## EXERCISE DETAILS
Reproduce the records below in full and without edits, omitting images.

* Begin EXCERPTED RECORDS *

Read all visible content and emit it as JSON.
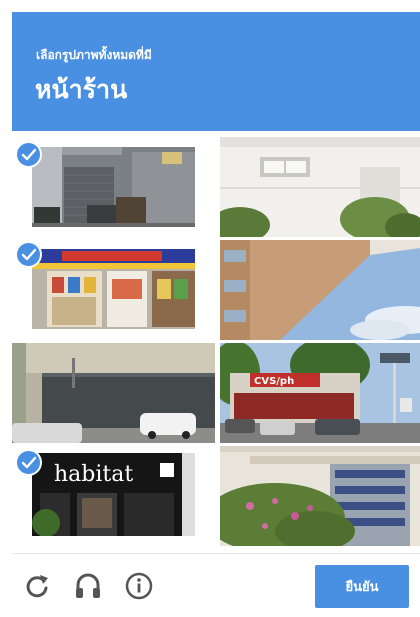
{
  "header": {
    "instruction": "เลือกรูปภาพทั้งหมดที่มี",
    "target": "หน้าร้าน",
    "color": "#4a90e2"
  },
  "grid": {
    "tiles": [
      {
        "id": 1,
        "scene": "garage-door-building",
        "selected": true
      },
      {
        "id": 2,
        "scene": "white-wall-building",
        "selected": false
      },
      {
        "id": 3,
        "scene": "convenience-store-front",
        "selected": true
      },
      {
        "id": 4,
        "scene": "building-corner-sky",
        "selected": false
      },
      {
        "id": 5,
        "scene": "sound-wall-street",
        "selected": false
      },
      {
        "id": 6,
        "scene": "cvs-pharmacy-parking",
        "selected": false
      },
      {
        "id": 7,
        "scene": "habitat-store-front",
        "selected": true,
        "sign_text": "habitat"
      },
      {
        "id": 8,
        "scene": "gate-and-bushes",
        "selected": false
      }
    ]
  },
  "toolbar": {
    "reload_icon": "reload-icon",
    "audio_icon": "headphones-icon",
    "info_icon": "info-icon",
    "verify_label": "ยืนยัน"
  }
}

* End EXCERPTED RECORDS *

## WRITTEN ANSWER
Read all visible content and emit it as JSON.
{
  "header": {
    "instruction": "เลือกรูปภาพทั้งหมดที่มี",
    "target": "หน้าร้าน",
    "color": "#4a90e2"
  },
  "grid": {
    "tiles": [
      {
        "id": 1,
        "scene": "garage-door-building",
        "selected": true
      },
      {
        "id": 2,
        "scene": "white-wall-building",
        "selected": false
      },
      {
        "id": 3,
        "scene": "convenience-store-front",
        "selected": true
      },
      {
        "id": 4,
        "scene": "building-corner-sky",
        "selected": false
      },
      {
        "id": 5,
        "scene": "sound-wall-street",
        "selected": false
      },
      {
        "id": 6,
        "scene": "cvs-pharmacy-parking",
        "selected": false
      },
      {
        "id": 7,
        "scene": "habitat-store-front",
        "selected": true,
        "sign_text": "habitat"
      },
      {
        "id": 8,
        "scene": "gate-and-bushes",
        "selected": false
      }
    ]
  },
  "toolbar": {
    "reload_icon": "reload-icon",
    "audio_icon": "headphones-icon",
    "info_icon": "info-icon",
    "verify_label": "ยืนยัน"
  }
}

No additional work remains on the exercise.